The request
Copy out each line below exactly as it appears.

* * * *

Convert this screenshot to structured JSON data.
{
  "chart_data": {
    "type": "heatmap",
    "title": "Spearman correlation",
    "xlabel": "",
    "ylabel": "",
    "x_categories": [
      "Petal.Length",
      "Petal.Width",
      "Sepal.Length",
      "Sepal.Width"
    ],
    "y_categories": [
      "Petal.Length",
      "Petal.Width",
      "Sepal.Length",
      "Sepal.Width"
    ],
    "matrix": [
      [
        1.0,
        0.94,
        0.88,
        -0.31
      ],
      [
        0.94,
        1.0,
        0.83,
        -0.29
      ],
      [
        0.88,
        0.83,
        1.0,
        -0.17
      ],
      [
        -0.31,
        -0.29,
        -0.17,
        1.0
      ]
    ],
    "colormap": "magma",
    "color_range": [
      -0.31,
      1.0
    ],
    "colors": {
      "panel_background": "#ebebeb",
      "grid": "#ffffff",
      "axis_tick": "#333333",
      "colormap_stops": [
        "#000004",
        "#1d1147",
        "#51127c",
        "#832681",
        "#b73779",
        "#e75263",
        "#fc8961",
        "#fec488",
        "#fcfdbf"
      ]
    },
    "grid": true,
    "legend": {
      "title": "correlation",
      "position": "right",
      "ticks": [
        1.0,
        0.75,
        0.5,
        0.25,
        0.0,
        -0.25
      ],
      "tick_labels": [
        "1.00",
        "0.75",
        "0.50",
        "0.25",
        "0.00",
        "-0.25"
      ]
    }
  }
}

* * * *

The completed task
Convert this screenshot to structured JSON data.
{
  "chart_data": {
    "type": "heatmap",
    "title": "Spearman correlation",
    "xlabel": "",
    "ylabel": "",
    "x_categories": [
      "Petal.Length",
      "Petal.Width",
      "Sepal.Length",
      "Sepal.Width"
    ],
    "y_categories": [
      "Petal.Length",
      "Petal.Width",
      "Sepal.Length",
      "Sepal.Width"
    ],
    "matrix": [
      [
        1.0,
        0.94,
        0.88,
        -0.31
      ],
      [
        0.94,
        1.0,
        0.83,
        -0.29
      ],
      [
        0.88,
        0.83,
        1.0,
        -0.17
      ],
      [
        -0.31,
        -0.29,
        -0.17,
        1.0
      ]
    ],
    "colormap": "magma",
    "color_range": [
      -0.31,
      1.0
    ],
    "colors": {
      "panel_background": "#ebebeb",
      "grid": "#ffffff",
      "axis_tick": "#333333",
      "colormap_stops": [
        "#000004",
        "#1d1147",
        "#51127c",
        "#832681",
        "#b73779",
        "#e75263",
        "#fc8961",
        "#fec488",
        "#fcfdbf"
      ]
    },
    "grid": true,
    "legend": {
      "title": "correlation",
      "position": "right",
      "ticks": [
        1.0,
        0.75,
        0.5,
        0.25,
        0.0,
        -0.25
      ],
      "tick_labels": [
        "1.00",
        "0.75",
        "0.50",
        "0.25",
        "0.00",
        "-0.25"
      ]
    }
  }
}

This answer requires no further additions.